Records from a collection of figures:
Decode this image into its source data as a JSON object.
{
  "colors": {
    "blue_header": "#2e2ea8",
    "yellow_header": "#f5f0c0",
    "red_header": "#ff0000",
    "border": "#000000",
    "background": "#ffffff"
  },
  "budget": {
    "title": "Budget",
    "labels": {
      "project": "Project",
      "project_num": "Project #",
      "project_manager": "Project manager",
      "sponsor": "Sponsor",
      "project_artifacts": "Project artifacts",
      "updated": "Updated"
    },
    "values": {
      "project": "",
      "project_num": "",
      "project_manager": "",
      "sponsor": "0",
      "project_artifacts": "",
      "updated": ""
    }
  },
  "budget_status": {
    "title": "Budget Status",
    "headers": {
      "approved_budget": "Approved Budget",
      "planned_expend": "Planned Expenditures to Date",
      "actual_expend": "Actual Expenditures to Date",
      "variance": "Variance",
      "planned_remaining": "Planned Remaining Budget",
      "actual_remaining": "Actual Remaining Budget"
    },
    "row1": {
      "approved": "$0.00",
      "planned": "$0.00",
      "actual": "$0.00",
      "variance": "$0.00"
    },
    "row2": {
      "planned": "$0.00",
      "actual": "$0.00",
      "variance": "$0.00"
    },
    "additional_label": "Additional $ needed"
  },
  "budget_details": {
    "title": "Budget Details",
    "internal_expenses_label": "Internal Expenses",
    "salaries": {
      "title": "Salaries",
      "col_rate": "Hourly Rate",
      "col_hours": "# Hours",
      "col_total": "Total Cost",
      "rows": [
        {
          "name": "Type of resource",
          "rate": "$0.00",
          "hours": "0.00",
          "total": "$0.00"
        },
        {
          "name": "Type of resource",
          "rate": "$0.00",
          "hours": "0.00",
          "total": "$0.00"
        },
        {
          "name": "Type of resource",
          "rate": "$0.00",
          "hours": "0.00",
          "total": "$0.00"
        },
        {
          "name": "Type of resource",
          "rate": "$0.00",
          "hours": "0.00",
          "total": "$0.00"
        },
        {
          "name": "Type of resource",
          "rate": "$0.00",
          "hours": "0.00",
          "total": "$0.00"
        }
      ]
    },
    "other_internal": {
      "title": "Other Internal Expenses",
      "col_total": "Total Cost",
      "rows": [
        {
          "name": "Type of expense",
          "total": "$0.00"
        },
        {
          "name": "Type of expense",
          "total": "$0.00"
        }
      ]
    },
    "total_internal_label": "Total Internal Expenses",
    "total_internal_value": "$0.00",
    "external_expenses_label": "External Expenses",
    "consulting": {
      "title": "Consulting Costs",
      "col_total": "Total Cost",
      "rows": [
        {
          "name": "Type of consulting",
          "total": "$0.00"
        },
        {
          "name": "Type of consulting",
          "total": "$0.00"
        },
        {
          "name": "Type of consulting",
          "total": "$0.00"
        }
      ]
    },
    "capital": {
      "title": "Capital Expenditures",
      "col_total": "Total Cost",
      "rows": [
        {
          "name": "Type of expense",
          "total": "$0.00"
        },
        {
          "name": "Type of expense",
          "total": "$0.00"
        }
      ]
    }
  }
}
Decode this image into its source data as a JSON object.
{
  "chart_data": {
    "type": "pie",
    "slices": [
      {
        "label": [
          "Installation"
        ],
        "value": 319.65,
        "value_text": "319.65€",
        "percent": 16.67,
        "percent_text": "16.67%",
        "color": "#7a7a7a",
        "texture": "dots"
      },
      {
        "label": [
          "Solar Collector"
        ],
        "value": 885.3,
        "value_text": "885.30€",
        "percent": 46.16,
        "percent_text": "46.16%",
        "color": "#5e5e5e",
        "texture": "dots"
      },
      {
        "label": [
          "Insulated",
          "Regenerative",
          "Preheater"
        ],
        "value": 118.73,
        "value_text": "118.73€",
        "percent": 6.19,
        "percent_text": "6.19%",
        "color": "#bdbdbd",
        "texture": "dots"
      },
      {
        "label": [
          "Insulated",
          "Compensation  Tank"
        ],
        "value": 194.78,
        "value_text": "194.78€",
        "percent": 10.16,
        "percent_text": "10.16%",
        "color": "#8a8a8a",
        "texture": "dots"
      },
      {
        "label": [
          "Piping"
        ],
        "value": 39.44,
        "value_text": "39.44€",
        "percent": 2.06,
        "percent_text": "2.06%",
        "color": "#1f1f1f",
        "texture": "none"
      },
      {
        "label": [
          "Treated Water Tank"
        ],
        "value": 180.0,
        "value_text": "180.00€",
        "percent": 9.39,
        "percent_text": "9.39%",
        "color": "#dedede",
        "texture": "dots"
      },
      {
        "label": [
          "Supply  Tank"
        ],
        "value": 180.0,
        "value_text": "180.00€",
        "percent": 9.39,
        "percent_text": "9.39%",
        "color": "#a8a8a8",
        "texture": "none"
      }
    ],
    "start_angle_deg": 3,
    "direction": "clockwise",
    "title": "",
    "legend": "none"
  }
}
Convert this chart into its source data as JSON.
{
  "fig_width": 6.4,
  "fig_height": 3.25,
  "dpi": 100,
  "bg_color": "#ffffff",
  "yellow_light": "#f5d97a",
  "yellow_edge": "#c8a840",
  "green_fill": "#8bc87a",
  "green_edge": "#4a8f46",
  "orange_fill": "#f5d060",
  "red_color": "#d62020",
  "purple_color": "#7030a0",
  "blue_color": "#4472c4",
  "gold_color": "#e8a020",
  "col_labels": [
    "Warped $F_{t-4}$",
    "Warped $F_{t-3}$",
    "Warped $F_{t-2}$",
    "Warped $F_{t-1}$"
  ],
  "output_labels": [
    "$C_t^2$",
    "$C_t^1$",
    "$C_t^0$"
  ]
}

### Request
Could you give again exactly the lines from the line containing "Convert this chart" through the final line of the data above, and no others?

### Task result
Convert this chart into its source data as JSON.
{
  "fig_width": 6.4,
  "fig_height": 3.25,
  "dpi": 100,
  "bg_color": "#ffffff",
  "yellow_light": "#f5d97a",
  "yellow_edge": "#c8a840",
  "green_fill": "#8bc87a",
  "green_edge": "#4a8f46",
  "orange_fill": "#f5d060",
  "red_color": "#d62020",
  "purple_color": "#7030a0",
  "blue_color": "#4472c4",
  "gold_color": "#e8a020",
  "col_labels": [
    "Warped $F_{t-4}$",
    "Warped $F_{t-3}$",
    "Warped $F_{t-2}$",
    "Warped $F_{t-1}$"
  ],
  "output_labels": [
    "$C_t^2$",
    "$C_t^1$",
    "$C_t^0$"
  ]
}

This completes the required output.